─── Entries

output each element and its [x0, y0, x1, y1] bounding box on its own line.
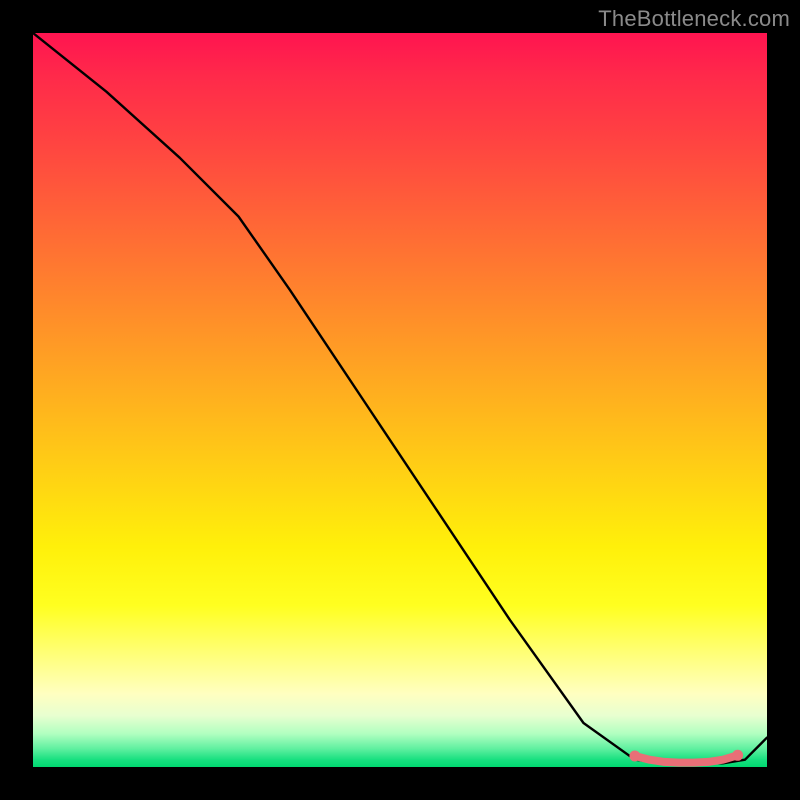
highlight-path [635, 755, 738, 762]
highlight-dot [732, 750, 743, 761]
curve-line [33, 33, 767, 763]
watermark-text: TheBottleneck.com [598, 6, 790, 32]
plot-area [33, 33, 767, 767]
highlight-dot [629, 751, 640, 762]
highlight-segment [629, 750, 743, 763]
chart-overlay [33, 33, 767, 767]
chart-frame: TheBottleneck.com [0, 0, 800, 800]
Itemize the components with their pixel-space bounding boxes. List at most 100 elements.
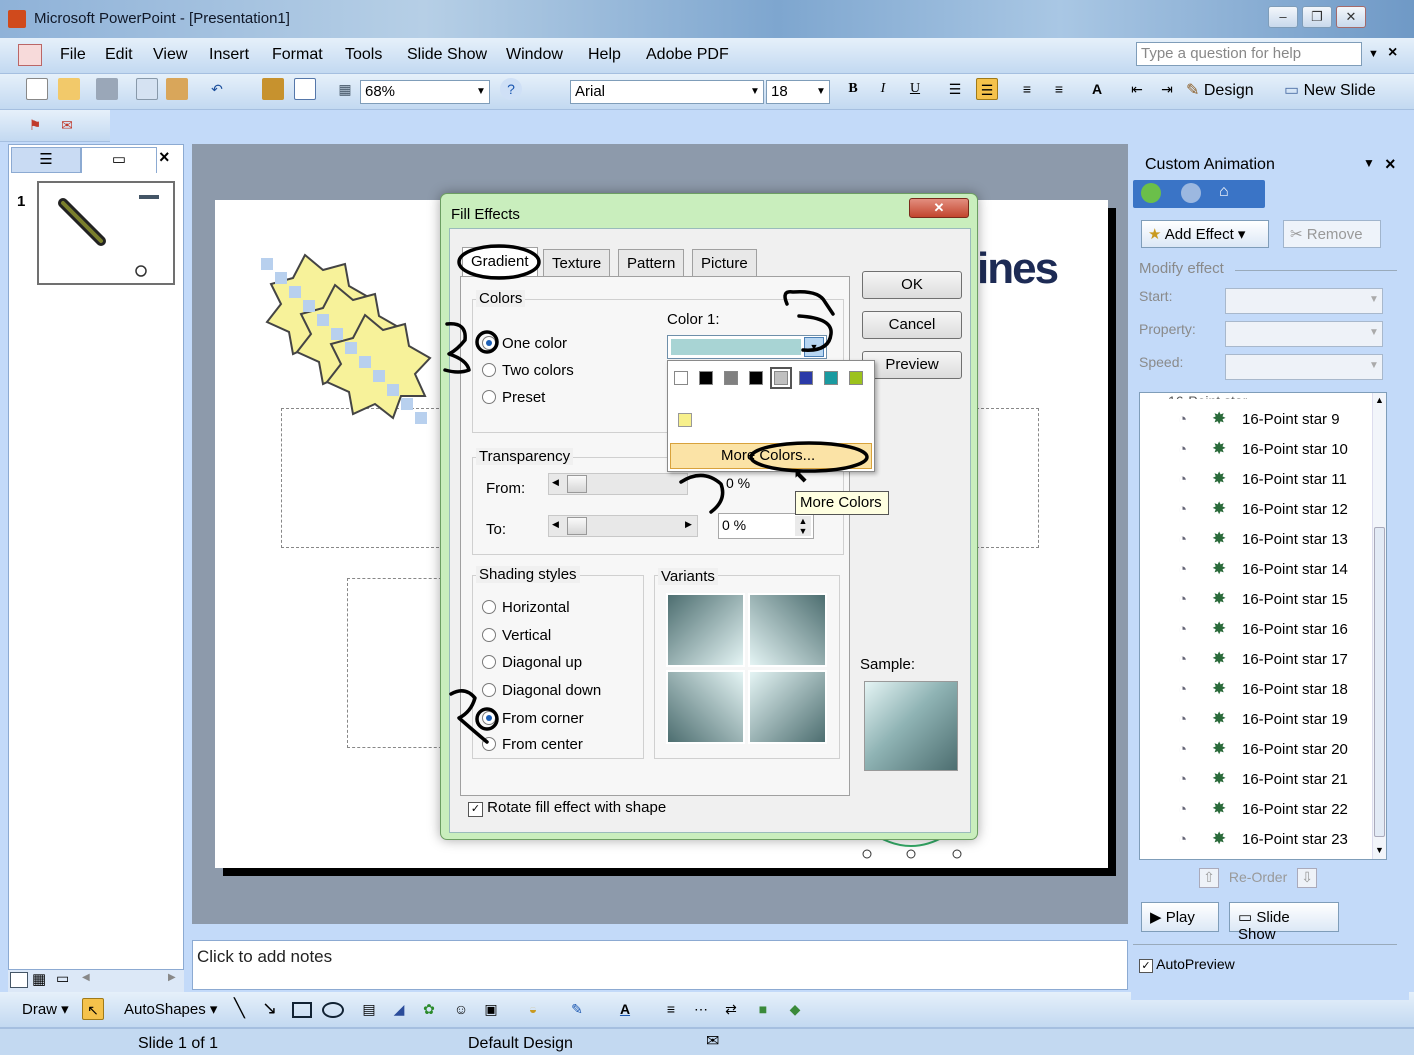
- bullets-icon[interactable]: ≡: [1048, 78, 1070, 100]
- decrease-indent-icon[interactable]: ⇤: [1126, 78, 1148, 100]
- close-pane-icon[interactable]: ×: [159, 147, 170, 168]
- palette-swatch[interactable]: [699, 371, 713, 385]
- variant-top-right[interactable]: [748, 593, 827, 667]
- chart-icon[interactable]: [262, 78, 284, 100]
- slider-right-icon[interactable]: ▶: [685, 519, 692, 530]
- preview-button[interactable]: Preview: [862, 351, 962, 379]
- tab-texture[interactable]: Texture: [543, 249, 611, 277]
- autoshapes-menu[interactable]: AutoShapes ▾: [124, 1000, 217, 1018]
- copy-icon[interactable]: [136, 78, 158, 100]
- palette-swatch[interactable]: [674, 371, 688, 385]
- menu-tools[interactable]: Tools: [345, 46, 382, 64]
- add-effect-button[interactable]: ★ Add Effect ▾: [1141, 220, 1269, 248]
- menu-help[interactable]: Help: [588, 46, 621, 64]
- close-pane-icon[interactable]: ×: [1385, 154, 1396, 175]
- arrow-icon[interactable]: ↘: [262, 998, 277, 1019]
- diagonal-down-radio[interactable]: [482, 683, 496, 697]
- animation-list[interactable]: ▲ ▼ 16-Point star ◔✸16-Point star 9 ◔✸16…: [1139, 392, 1387, 860]
- scroll-right-icon[interactable]: ▶: [168, 972, 176, 983]
- palette-swatch[interactable]: [799, 371, 813, 385]
- chevron-down-icon[interactable]: ▼: [1366, 322, 1382, 344]
- pdf-email-icon[interactable]: ✉: [56, 114, 78, 136]
- align-center-icon[interactable]: ☰: [976, 78, 998, 100]
- list-item[interactable]: ◔ ✸ 16-Point star 23: [1152, 829, 1382, 859]
- more-colors-item[interactable]: More Colors...: [670, 443, 872, 469]
- diagonal-up-radio[interactable]: [482, 655, 496, 669]
- line-icon[interactable]: ╲: [234, 998, 245, 1019]
- pane-menu-icon[interactable]: ▼: [1363, 156, 1375, 170]
- variant-top-left[interactable]: [666, 593, 745, 667]
- print-icon[interactable]: [96, 78, 118, 100]
- palette-swatch[interactable]: [849, 371, 863, 385]
- menu-format[interactable]: Format: [272, 46, 323, 64]
- text-placeholder-2[interactable]: [347, 578, 447, 748]
- tab-pattern[interactable]: Pattern: [618, 249, 685, 277]
- slider-left-icon[interactable]: ◀: [552, 519, 559, 530]
- ok-button[interactable]: OK: [862, 271, 962, 299]
- from-value[interactable]: 0 %: [722, 473, 788, 495]
- tab-picture[interactable]: Picture: [692, 249, 757, 277]
- autopreview-checkbox[interactable]: ✓ AutoPreview: [1139, 956, 1235, 973]
- open-icon[interactable]: [58, 78, 80, 100]
- italic-button[interactable]: I: [872, 78, 894, 100]
- list-item[interactable]: ◔ ✸ 16-Point star 17: [1152, 649, 1382, 679]
- wordart-text[interactable]: ines: [977, 244, 1059, 294]
- diagram-icon[interactable]: ✿: [418, 998, 440, 1020]
- start-select[interactable]: ▼: [1225, 288, 1383, 314]
- home-icon[interactable]: ⌂: [1219, 183, 1229, 201]
- dash-style-icon[interactable]: ⋯: [690, 998, 712, 1020]
- oval-icon[interactable]: [322, 1002, 344, 1018]
- slider-thumb[interactable]: [567, 517, 587, 535]
- fill-color-icon[interactable]: ◒: [522, 998, 544, 1020]
- menu-view[interactable]: View: [153, 46, 187, 64]
- list-item[interactable]: ◔ ✸ 16-Point star 9: [1152, 409, 1382, 439]
- increase-font-icon[interactable]: A: [1086, 78, 1108, 100]
- rotate-checkbox[interactable]: ✓ Rotate fill effect with shape: [468, 799, 666, 817]
- list-item[interactable]: ◔ ✸ 16-Point star 18: [1152, 679, 1382, 709]
- palette-swatch[interactable]: [770, 367, 792, 389]
- slider-thumb[interactable]: [567, 475, 587, 493]
- normal-view-icon[interactable]: [10, 972, 28, 988]
- select-pointer-icon[interactable]: ↖: [82, 998, 104, 1020]
- chevron-down-icon[interactable]: ▼: [1366, 289, 1382, 311]
- design-button[interactable]: ✎ Design: [1186, 80, 1254, 100]
- dialog-close-button[interactable]: ✕: [909, 198, 969, 218]
- play-button[interactable]: ▶ Play: [1141, 902, 1219, 932]
- back-icon[interactable]: [1141, 183, 1161, 203]
- document-icon[interactable]: [18, 44, 42, 66]
- pdf-convert-icon[interactable]: ⚑: [24, 114, 46, 136]
- recent-color-swatch[interactable]: [678, 413, 692, 427]
- font-size-select[interactable]: 18 ▼: [766, 80, 830, 104]
- speed-select[interactable]: ▼: [1225, 354, 1383, 380]
- scroll-left-icon[interactable]: ◀: [82, 972, 90, 983]
- help-icon[interactable]: ?: [500, 78, 522, 100]
- draw-menu[interactable]: Draw ▾: [22, 1000, 69, 1018]
- list-item[interactable]: ◔ ✸ 16-Point star 16: [1152, 619, 1382, 649]
- list-item[interactable]: ◔ ✸ 16-Point star 22: [1152, 799, 1382, 829]
- preset-radio[interactable]: [482, 390, 496, 404]
- move-down-icon[interactable]: ⇩: [1297, 868, 1318, 888]
- list-item[interactable]: ◔ ✸ 16-Point star 21: [1152, 769, 1382, 799]
- list-item[interactable]: ◔ ✸ 16-Point star 14: [1152, 559, 1382, 589]
- slide-show-button[interactable]: ▭ Slide Show: [1229, 902, 1339, 943]
- slides-tab[interactable]: ▭: [81, 147, 157, 173]
- picture-icon[interactable]: ▣: [480, 998, 502, 1020]
- variant-bottom-right[interactable]: [748, 670, 827, 744]
- from-slider[interactable]: ◀: [548, 473, 688, 495]
- font-select[interactable]: Arial ▼: [570, 80, 764, 104]
- spinner-icon[interactable]: ▲ ▼: [795, 516, 811, 536]
- minimize-button[interactable]: –: [1268, 6, 1298, 28]
- undo-icon[interactable]: ↶: [206, 78, 228, 100]
- clipart-icon[interactable]: ☺: [450, 998, 472, 1020]
- chevron-down-icon[interactable]: ▼: [1366, 355, 1382, 377]
- list-item[interactable]: ◔ ✸ 16-Point star 20: [1152, 739, 1382, 769]
- list-item[interactable]: ◔ ✸ 16-Point star 12: [1152, 499, 1382, 529]
- to-value-field[interactable]: 0 % ▲ ▼: [718, 513, 814, 539]
- scroll-up-icon[interactable]: ▲: [1375, 395, 1384, 405]
- list-item[interactable]: ◔ ✸ 16-Point star 19: [1152, 709, 1382, 739]
- new-icon[interactable]: [26, 78, 48, 100]
- slide-sorter-icon[interactable]: ▦: [32, 970, 46, 988]
- list-item[interactable]: ◔ ✸ 16-Point star 15: [1152, 589, 1382, 619]
- move-up-icon[interactable]: ⇧: [1199, 868, 1219, 888]
- arrow-style-icon[interactable]: ⇄: [720, 998, 742, 1020]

──────

The task.
Copy every line of the rows above verbatim, omitting the pictures.

Output below.
output each element and its [x0, y0, x1, y1] bounding box on its own line.
highlight-path [635, 755, 738, 762]
highlight-dot [732, 750, 743, 761]
curve-line [33, 33, 767, 763]
watermark-text: TheBottleneck.com [598, 6, 790, 32]
plot-area [33, 33, 767, 767]
highlight-dot [629, 751, 640, 762]
highlight-segment [629, 750, 743, 763]
chart-overlay [33, 33, 767, 767]
chart-frame: TheBottleneck.com [0, 0, 800, 800]
Itemize the components with their pixel-space bounding boxes. List at most 100 elements.
- bullets-icon[interactable]: ≡: [1048, 78, 1070, 100]
- decrease-indent-icon[interactable]: ⇤: [1126, 78, 1148, 100]
- close-pane-icon[interactable]: ×: [159, 147, 170, 168]
- palette-swatch[interactable]: [699, 371, 713, 385]
- variant-top-right[interactable]: [748, 593, 827, 667]
- chart-icon[interactable]: [262, 78, 284, 100]
- slider-right-icon[interactable]: ▶: [685, 519, 692, 530]
- preview-button[interactable]: Preview: [862, 351, 962, 379]
- tab-texture[interactable]: Texture: [543, 249, 611, 277]
- autoshapes-menu[interactable]: AutoShapes ▾: [124, 1000, 217, 1018]
- copy-icon[interactable]: [136, 78, 158, 100]
- palette-swatch[interactable]: [674, 371, 688, 385]
- menu-tools[interactable]: Tools: [345, 46, 382, 64]
- add-effect-button[interactable]: ★ Add Effect ▾: [1141, 220, 1269, 248]
- menu-help[interactable]: Help: [588, 46, 621, 64]
- close-pane-icon[interactable]: ×: [1385, 154, 1396, 175]
- arrow-icon[interactable]: ↘: [262, 998, 277, 1019]
- diagonal-down-radio[interactable]: [482, 683, 496, 697]
- animation-list[interactable]: ▲ ▼ 16-Point star ◔✸16-Point star 9 ◔✸16…: [1139, 392, 1387, 860]
- scroll-right-icon[interactable]: ▶: [168, 972, 176, 983]
- palette-swatch[interactable]: [799, 371, 813, 385]
- chevron-down-icon[interactable]: ▼: [1366, 322, 1382, 344]
- pdf-email-icon[interactable]: ✉: [56, 114, 78, 136]
- align-center-icon[interactable]: ☰: [976, 78, 998, 100]
- list-item[interactable]: ◔ ✸ 16-Point star 23: [1152, 829, 1382, 859]
- more-colors-item[interactable]: More Colors...: [670, 443, 872, 469]
- diagonal-up-radio[interactable]: [482, 655, 496, 669]
- line-icon[interactable]: ╲: [234, 998, 245, 1019]
- pane-menu-icon[interactable]: ▼: [1363, 156, 1375, 170]
- variant-top-left[interactable]: [666, 593, 745, 667]
- print-icon[interactable]: [96, 78, 118, 100]
- palette-swatch[interactable]: [849, 371, 863, 385]
- menu-format[interactable]: Format: [272, 46, 323, 64]
- text-placeholder-2[interactable]: [347, 578, 447, 748]
- tab-pattern[interactable]: Pattern: [618, 249, 685, 277]
- slider-left-icon[interactable]: ◀: [552, 519, 559, 530]
- ok-button[interactable]: OK: [862, 271, 962, 299]
- from-value[interactable]: 0 %: [722, 473, 788, 495]
- tab-picture[interactable]: Picture: [692, 249, 757, 277]
- autopreview-checkbox[interactable]: ✓ AutoPreview: [1139, 956, 1235, 973]
- open-icon[interactable]: [58, 78, 80, 100]
- italic-button[interactable]: I: [872, 78, 894, 100]
- list-item[interactable]: ◔ ✸ 16-Point star 17: [1152, 649, 1382, 679]
- wordart-text[interactable]: ines: [977, 244, 1059, 294]
- diagram-icon[interactable]: ✿: [418, 998, 440, 1020]
- start-select[interactable]: ▼: [1225, 288, 1383, 314]
- home-icon[interactable]: ⌂: [1219, 183, 1229, 201]
- dash-style-icon[interactable]: ⋯: [690, 998, 712, 1020]
- oval-icon[interactable]: [322, 1002, 344, 1018]
- slider-thumb[interactable]: [567, 517, 587, 535]
- fill-color-icon[interactable]: ◒: [522, 998, 544, 1020]
- menu-view[interactable]: View: [153, 46, 187, 64]
- list-item[interactable]: ◔ ✸ 16-Point star 9: [1152, 409, 1382, 439]
- increase-font-icon[interactable]: A: [1086, 78, 1108, 100]
- rotate-checkbox[interactable]: ✓ Rotate fill effect with shape: [468, 799, 666, 817]
- list-item[interactable]: ◔ ✸ 16-Point star 18: [1152, 679, 1382, 709]
- palette-swatch[interactable]: [770, 367, 792, 389]
- slider-thumb[interactable]: [567, 475, 587, 493]
- normal-view-icon[interactable]: [10, 972, 28, 988]
- select-pointer-icon[interactable]: ↖: [82, 998, 104, 1020]
- chevron-down-icon[interactable]: ▼: [1366, 289, 1382, 311]
- design-button[interactable]: ✎ Design: [1186, 80, 1254, 100]
- dialog-close-button[interactable]: ✕: [909, 198, 969, 218]
- play-button[interactable]: ▶ Play: [1141, 902, 1219, 932]
- back-icon[interactable]: [1141, 183, 1161, 203]
- document-icon[interactable]: [18, 44, 42, 66]
- pdf-convert-icon[interactable]: ⚑: [24, 114, 46, 136]
- recent-color-swatch[interactable]: [678, 413, 692, 427]
- font-size-select[interactable]: 18 ▼: [766, 80, 830, 104]
- speed-select[interactable]: ▼: [1225, 354, 1383, 380]
- scroll-left-icon[interactable]: ◀: [82, 972, 90, 983]
- help-icon[interactable]: ?: [500, 78, 522, 100]
- draw-menu[interactable]: Draw ▾: [22, 1000, 69, 1018]
- list-item[interactable]: ◔ ✸ 16-Point star 16: [1152, 619, 1382, 649]
- list-item[interactable]: ◔ ✸ 16-Point star 22: [1152, 799, 1382, 829]
- preset-radio[interactable]: [482, 390, 496, 404]
- move-down-icon[interactable]: ⇩: [1297, 868, 1318, 888]
- list-item[interactable]: ◔ ✸ 16-Point star 21: [1152, 769, 1382, 799]
- list-item[interactable]: ◔ ✸ 16-Point star 14: [1152, 559, 1382, 589]
- slide-show-button[interactable]: ▭ Slide Show: [1229, 902, 1339, 943]
- slides-tab[interactable]: ▭: [81, 147, 157, 173]
- picture-icon[interactable]: ▣: [480, 998, 502, 1020]
- variant-bottom-right[interactable]: [748, 670, 827, 744]
- from-slider[interactable]: ◀: [548, 473, 688, 495]
- font-select[interactable]: Arial ▼: [570, 80, 764, 104]
- spinner-icon[interactable]: ▲ ▼: [795, 516, 811, 536]
- minimize-button[interactable]: –: [1268, 6, 1298, 28]
- undo-icon[interactable]: ↶: [206, 78, 228, 100]
- clipart-icon[interactable]: ☺: [450, 998, 472, 1020]
- chevron-down-icon[interactable]: ▼: [1366, 355, 1382, 377]
- list-item[interactable]: ◔ ✸ 16-Point star 20: [1152, 739, 1382, 769]
- list-item[interactable]: ◔ ✸ 16-Point star 12: [1152, 499, 1382, 529]
- to-value-field[interactable]: 0 % ▲ ▼: [718, 513, 814, 539]
- scroll-up-icon[interactable]: ▲: [1375, 395, 1384, 405]
- list-item[interactable]: ◔ ✸ 16-Point star 19: [1152, 709, 1382, 739]
- new-icon[interactable]: [26, 78, 48, 100]
- slide-sorter-icon[interactable]: ▦: [32, 970, 46, 988]
- list-item[interactable]: ◔ ✸ 16-Point star 15: [1152, 589, 1382, 619]
- move-up-icon[interactable]: ⇧: [1199, 868, 1219, 888]
- arrow-style-icon[interactable]: ⇄: [720, 998, 742, 1020]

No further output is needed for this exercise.